What you are asked to do.
Locate the line that contains "Decode this image". Copy it and every following line through the end of the records, exactly, and include nothing else.

(Figure data in JSON)
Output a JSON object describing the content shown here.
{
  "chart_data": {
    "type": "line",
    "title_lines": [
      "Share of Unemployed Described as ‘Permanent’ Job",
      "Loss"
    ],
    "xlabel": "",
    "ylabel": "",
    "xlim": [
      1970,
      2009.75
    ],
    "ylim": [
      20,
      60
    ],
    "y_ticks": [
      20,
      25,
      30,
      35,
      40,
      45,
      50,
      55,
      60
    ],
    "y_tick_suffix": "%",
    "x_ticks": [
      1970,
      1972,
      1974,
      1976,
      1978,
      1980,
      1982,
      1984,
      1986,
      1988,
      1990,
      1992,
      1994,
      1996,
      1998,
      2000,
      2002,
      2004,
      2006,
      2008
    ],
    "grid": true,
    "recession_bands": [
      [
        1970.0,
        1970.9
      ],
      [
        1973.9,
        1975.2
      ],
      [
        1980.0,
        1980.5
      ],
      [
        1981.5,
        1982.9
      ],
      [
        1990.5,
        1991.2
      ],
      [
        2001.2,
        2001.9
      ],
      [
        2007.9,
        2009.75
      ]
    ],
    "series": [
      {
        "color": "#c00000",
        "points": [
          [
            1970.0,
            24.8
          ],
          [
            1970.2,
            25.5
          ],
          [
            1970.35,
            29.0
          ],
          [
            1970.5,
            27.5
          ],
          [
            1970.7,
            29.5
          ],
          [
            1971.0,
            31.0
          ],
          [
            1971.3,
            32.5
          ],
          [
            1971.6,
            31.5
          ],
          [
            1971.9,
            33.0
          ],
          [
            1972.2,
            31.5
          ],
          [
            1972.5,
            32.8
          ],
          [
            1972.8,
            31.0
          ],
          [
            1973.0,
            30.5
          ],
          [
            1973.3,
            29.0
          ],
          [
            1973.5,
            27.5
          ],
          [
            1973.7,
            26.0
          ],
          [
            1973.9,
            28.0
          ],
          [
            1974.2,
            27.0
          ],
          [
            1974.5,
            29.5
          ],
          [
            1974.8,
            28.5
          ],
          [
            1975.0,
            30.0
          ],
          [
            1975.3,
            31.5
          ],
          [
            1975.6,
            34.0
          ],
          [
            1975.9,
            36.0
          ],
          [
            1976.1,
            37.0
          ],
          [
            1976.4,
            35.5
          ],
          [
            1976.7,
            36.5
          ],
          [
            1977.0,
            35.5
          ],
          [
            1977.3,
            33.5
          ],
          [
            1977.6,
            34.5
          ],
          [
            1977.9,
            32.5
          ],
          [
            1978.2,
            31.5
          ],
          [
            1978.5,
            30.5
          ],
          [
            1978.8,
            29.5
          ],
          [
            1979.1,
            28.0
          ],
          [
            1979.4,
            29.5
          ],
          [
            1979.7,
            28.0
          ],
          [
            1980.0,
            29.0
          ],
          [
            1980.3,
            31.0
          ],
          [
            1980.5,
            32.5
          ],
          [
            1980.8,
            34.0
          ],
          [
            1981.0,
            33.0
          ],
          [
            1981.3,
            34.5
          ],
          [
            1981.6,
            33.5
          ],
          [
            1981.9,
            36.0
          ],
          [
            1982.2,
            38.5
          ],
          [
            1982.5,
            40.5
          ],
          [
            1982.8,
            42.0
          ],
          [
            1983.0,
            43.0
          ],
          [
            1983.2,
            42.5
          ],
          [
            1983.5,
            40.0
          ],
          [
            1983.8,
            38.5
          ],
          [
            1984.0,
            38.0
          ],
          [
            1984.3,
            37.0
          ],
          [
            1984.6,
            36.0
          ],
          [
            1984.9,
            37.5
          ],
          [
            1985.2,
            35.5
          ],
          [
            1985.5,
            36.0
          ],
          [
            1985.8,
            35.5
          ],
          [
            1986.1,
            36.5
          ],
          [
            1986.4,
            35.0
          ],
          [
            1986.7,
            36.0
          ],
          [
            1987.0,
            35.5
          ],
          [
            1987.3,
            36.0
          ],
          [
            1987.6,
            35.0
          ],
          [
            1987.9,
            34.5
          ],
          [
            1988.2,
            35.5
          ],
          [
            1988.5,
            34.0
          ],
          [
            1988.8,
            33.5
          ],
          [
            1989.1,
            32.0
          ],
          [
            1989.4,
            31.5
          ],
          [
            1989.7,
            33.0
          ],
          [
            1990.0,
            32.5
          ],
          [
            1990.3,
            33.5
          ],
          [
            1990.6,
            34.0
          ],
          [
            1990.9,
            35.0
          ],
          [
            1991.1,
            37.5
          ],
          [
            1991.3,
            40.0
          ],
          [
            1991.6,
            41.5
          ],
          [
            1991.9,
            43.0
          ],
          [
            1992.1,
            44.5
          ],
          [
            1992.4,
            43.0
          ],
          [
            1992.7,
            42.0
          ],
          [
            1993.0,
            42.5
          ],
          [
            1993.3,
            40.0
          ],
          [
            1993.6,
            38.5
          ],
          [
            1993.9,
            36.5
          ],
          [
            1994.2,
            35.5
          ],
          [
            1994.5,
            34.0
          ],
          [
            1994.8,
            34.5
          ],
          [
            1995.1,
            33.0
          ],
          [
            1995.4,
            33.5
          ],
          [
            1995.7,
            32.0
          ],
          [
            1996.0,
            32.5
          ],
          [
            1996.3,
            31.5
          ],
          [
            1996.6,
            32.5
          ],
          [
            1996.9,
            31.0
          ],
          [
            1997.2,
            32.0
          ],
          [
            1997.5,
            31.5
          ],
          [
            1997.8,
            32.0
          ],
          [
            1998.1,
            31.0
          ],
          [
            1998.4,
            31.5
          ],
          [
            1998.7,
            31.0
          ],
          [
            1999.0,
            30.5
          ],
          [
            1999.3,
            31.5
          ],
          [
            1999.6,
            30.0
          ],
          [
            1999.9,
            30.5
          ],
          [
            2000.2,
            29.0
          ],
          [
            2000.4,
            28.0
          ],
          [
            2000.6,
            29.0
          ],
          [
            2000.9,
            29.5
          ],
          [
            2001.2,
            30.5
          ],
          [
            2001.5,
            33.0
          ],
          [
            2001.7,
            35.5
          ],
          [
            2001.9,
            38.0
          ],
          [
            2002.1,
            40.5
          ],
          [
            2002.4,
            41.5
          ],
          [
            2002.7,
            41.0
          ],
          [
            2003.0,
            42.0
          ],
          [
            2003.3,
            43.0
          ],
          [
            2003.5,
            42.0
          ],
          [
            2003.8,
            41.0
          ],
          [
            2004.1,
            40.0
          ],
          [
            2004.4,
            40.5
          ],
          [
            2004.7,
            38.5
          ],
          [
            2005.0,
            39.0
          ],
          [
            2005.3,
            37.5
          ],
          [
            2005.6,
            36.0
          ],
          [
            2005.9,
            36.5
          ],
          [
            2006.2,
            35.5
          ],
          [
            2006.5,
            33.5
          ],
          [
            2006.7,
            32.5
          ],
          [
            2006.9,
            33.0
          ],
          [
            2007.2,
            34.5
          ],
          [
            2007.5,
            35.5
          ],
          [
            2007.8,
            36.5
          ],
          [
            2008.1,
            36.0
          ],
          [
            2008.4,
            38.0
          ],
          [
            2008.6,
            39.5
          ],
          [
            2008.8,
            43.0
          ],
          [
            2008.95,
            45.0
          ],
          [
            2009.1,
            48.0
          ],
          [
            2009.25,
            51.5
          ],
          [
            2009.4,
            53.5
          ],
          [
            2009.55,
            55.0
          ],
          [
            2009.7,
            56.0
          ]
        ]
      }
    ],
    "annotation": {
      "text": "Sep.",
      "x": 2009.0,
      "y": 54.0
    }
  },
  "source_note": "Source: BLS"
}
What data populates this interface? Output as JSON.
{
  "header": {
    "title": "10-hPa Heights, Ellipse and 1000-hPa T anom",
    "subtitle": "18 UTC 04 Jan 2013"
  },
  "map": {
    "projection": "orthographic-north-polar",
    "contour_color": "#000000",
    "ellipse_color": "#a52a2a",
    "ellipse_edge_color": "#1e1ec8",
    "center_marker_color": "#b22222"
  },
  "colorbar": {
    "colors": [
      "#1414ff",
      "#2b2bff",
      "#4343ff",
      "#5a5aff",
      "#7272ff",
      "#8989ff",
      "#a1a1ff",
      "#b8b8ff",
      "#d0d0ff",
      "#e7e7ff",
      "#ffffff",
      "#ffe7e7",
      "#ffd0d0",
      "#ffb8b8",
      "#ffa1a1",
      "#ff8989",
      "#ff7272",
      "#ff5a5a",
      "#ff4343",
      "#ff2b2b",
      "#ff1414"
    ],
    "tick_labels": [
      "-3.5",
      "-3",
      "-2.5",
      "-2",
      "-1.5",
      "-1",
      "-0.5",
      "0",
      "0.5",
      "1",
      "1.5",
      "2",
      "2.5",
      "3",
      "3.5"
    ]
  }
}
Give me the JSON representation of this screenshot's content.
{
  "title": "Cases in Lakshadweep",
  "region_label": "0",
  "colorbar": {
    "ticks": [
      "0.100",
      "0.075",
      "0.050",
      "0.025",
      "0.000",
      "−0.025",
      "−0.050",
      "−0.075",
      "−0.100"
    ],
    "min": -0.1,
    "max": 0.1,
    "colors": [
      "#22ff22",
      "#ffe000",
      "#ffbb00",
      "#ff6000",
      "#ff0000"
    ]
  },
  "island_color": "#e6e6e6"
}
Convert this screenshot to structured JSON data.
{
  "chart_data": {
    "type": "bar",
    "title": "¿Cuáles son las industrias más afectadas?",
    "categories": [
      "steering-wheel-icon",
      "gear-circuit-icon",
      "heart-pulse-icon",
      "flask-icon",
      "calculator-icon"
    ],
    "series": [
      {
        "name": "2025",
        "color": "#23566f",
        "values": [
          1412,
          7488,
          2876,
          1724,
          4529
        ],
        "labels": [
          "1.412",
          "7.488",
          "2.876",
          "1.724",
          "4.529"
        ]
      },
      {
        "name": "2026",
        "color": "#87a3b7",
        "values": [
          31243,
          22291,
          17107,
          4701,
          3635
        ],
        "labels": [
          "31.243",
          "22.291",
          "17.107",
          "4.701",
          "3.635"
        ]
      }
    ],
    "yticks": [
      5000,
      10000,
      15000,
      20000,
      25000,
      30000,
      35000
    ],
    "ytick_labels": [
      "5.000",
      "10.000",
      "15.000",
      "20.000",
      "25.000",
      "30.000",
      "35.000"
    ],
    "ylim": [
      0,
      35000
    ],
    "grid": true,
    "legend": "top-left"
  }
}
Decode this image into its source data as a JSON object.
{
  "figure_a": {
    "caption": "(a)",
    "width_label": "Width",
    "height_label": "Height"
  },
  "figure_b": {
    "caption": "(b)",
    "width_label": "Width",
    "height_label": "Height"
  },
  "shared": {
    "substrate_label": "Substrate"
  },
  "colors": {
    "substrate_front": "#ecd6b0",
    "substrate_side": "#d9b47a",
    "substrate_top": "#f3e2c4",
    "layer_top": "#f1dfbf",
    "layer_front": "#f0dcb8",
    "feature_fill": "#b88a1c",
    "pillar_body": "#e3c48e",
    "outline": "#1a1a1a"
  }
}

Answer.
Decode this image into its source data as a JSON object.
{
  "figure_a": {
    "caption": "(a)",
    "width_label": "Width",
    "height_label": "Height"
  },
  "figure_b": {
    "caption": "(b)",
    "width_label": "Width",
    "height_label": "Height"
  },
  "shared": {
    "substrate_label": "Substrate"
  },
  "colors": {
    "substrate_front": "#ecd6b0",
    "substrate_side": "#d9b47a",
    "substrate_top": "#f3e2c4",
    "layer_top": "#f1dfbf",
    "layer_front": "#f0dcb8",
    "feature_fill": "#b88a1c",
    "pillar_body": "#e3c48e",
    "outline": "#1a1a1a"
  }
}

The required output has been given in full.